# START OF Data extract

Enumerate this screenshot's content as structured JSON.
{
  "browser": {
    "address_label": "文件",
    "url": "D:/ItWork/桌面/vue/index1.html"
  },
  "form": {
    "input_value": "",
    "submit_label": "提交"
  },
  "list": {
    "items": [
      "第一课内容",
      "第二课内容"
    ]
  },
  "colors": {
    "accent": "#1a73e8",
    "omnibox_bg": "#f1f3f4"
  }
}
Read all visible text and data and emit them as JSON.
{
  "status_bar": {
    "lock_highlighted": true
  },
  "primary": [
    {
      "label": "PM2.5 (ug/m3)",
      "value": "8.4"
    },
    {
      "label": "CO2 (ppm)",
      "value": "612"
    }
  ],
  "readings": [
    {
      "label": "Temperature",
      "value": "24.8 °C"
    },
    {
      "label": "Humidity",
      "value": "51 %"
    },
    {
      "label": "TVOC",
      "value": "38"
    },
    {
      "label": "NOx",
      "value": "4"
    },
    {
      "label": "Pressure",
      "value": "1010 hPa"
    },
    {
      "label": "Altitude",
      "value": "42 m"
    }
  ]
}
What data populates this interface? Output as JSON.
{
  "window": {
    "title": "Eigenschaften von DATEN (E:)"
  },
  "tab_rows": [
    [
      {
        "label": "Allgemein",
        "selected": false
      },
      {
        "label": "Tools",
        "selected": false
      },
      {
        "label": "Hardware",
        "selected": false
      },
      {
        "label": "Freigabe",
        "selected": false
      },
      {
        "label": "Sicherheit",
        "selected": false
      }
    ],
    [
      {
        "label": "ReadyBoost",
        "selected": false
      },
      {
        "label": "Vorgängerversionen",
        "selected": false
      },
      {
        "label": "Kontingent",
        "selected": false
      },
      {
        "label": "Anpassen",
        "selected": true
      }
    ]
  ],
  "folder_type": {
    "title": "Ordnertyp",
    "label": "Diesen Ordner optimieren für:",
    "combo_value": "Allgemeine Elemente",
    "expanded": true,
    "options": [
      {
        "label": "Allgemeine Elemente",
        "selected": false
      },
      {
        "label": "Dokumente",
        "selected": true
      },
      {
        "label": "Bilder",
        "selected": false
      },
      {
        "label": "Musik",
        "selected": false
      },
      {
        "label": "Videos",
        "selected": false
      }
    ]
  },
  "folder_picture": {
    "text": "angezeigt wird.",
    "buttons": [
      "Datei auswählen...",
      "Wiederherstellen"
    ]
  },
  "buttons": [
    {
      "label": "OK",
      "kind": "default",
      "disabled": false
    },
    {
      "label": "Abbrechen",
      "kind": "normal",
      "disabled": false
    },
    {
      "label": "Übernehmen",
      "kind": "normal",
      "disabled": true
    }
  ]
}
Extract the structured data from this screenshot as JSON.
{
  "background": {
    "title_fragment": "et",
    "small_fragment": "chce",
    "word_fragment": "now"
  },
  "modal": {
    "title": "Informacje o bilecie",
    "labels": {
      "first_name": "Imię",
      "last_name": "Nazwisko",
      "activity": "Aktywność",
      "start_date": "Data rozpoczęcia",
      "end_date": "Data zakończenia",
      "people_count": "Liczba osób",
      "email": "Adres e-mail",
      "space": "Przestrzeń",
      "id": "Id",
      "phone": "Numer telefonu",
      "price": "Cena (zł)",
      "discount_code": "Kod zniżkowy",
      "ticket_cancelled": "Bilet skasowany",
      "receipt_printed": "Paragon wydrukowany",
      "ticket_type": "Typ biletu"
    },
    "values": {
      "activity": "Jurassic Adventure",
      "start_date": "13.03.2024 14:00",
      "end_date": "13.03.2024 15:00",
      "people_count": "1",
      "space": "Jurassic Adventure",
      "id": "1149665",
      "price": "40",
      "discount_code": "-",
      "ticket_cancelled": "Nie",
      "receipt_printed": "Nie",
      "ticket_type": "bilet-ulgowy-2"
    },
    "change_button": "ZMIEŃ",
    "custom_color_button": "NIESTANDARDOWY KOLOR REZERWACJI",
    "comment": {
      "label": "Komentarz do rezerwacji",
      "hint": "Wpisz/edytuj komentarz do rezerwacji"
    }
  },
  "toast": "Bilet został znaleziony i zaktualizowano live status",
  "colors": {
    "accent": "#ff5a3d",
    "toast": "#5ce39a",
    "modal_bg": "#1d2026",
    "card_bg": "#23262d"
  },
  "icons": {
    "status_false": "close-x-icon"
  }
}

# END OF Data extract

▶ **Required task**: All of the data must be returned exactly.

▶ **Task output**:
Enumerate this screenshot's content as structured JSON.
{
  "browser": {
    "address_label": "文件",
    "url": "D:/ItWork/桌面/vue/index1.html"
  },
  "form": {
    "input_value": "",
    "submit_label": "提交"
  },
  "list": {
    "items": [
      "第一课内容",
      "第二课内容"
    ]
  },
  "colors": {
    "accent": "#1a73e8",
    "omnibox_bg": "#f1f3f4"
  }
}
Read all visible text and data and emit them as JSON.
{
  "status_bar": {
    "lock_highlighted": true
  },
  "primary": [
    {
      "label": "PM2.5 (ug/m3)",
      "value": "8.4"
    },
    {
      "label": "CO2 (ppm)",
      "value": "612"
    }
  ],
  "readings": [
    {
      "label": "Temperature",
      "value": "24.8 °C"
    },
    {
      "label": "Humidity",
      "value": "51 %"
    },
    {
      "label": "TVOC",
      "value": "38"
    },
    {
      "label": "NOx",
      "value": "4"
    },
    {
      "label": "Pressure",
      "value": "1010 hPa"
    },
    {
      "label": "Altitude",
      "value": "42 m"
    }
  ]
}
What data populates this interface? Output as JSON.
{
  "window": {
    "title": "Eigenschaften von DATEN (E:)"
  },
  "tab_rows": [
    [
      {
        "label": "Allgemein",
        "selected": false
      },
      {
        "label": "Tools",
        "selected": false
      },
      {
        "label": "Hardware",
        "selected": false
      },
      {
        "label": "Freigabe",
        "selected": false
      },
      {
        "label": "Sicherheit",
        "selected": false
      }
    ],
    [
      {
        "label": "ReadyBoost",
        "selected": false
      },
      {
        "label": "Vorgängerversionen",
        "selected": false
      },
      {
        "label": "Kontingent",
        "selected": false
      },
      {
        "label": "Anpassen",
        "selected": true
      }
    ]
  ],
  "folder_type": {
    "title": "Ordnertyp",
    "label": "Diesen Ordner optimieren für:",
    "combo_value": "Allgemeine Elemente",
    "expanded": true,
    "options": [
      {
        "label": "Allgemeine Elemente",
        "selected": false
      },
      {
        "label": "Dokumente",
        "selected": true
      },
      {
        "label": "Bilder",
        "selected": false
      },
      {
        "label": "Musik",
        "selected": false
      },
      {
        "label": "Videos",
        "selected": false
      }
    ]
  },
  "folder_picture": {
    "text": "angezeigt wird.",
    "buttons": [
      "Datei auswählen...",
      "Wiederherstellen"
    ]
  },
  "buttons": [
    {
      "label": "OK",
      "kind": "default",
      "disabled": false
    },
    {
      "label": "Abbrechen",
      "kind": "normal",
      "disabled": false
    },
    {
      "label": "Übernehmen",
      "kind": "normal",
      "disabled": true
    }
  ]
}
Extract the structured data from this screenshot as JSON.
{
  "background": {
    "title_fragment": "et",
    "small_fragment": "chce",
    "word_fragment": "now"
  },
  "modal": {
    "title": "Informacje o bilecie",
    "labels": {
      "first_name": "Imię",
      "last_name": "Nazwisko",
      "activity": "Aktywność",
      "start_date": "Data rozpoczęcia",
      "end_date": "Data zakończenia",
      "people_count": "Liczba osób",
      "email": "Adres e-mail",
      "space": "Przestrzeń",
      "id": "Id",
      "phone": "Numer telefonu",
      "price": "Cena (zł)",
      "discount_code": "Kod zniżkowy",
      "ticket_cancelled": "Bilet skasowany",
      "receipt_printed": "Paragon wydrukowany",
      "ticket_type": "Typ biletu"
    },
    "values": {
      "activity": "Jurassic Adventure",
      "start_date": "13.03.2024 14:00",
      "end_date": "13.03.2024 15:00",
      "people_count": "1",
      "space": "Jurassic Adventure",
      "id": "1149665",
      "price": "40",
      "discount_code": "-",
      "ticket_cancelled": "Nie",
      "receipt_printed": "Nie",
      "ticket_type": "bilet-ulgowy-2"
    },
    "change_button": "ZMIEŃ",
    "custom_color_button": "NIESTANDARDOWY KOLOR REZERWACJI",
    "comment": {
      "label": "Komentarz do rezerwacji",
      "hint": "Wpisz/edytuj komentarz do rezerwacji"
    }
  },
  "toast": "Bilet został znaleziony i zaktualizowano live status",
  "colors": {
    "accent": "#ff5a3d",
    "toast": "#5ce39a",
    "modal_bg": "#1d2026",
    "card_bg": "#23262d"
  },
  "icons": {
    "status_false": "close-x-icon"
  }
}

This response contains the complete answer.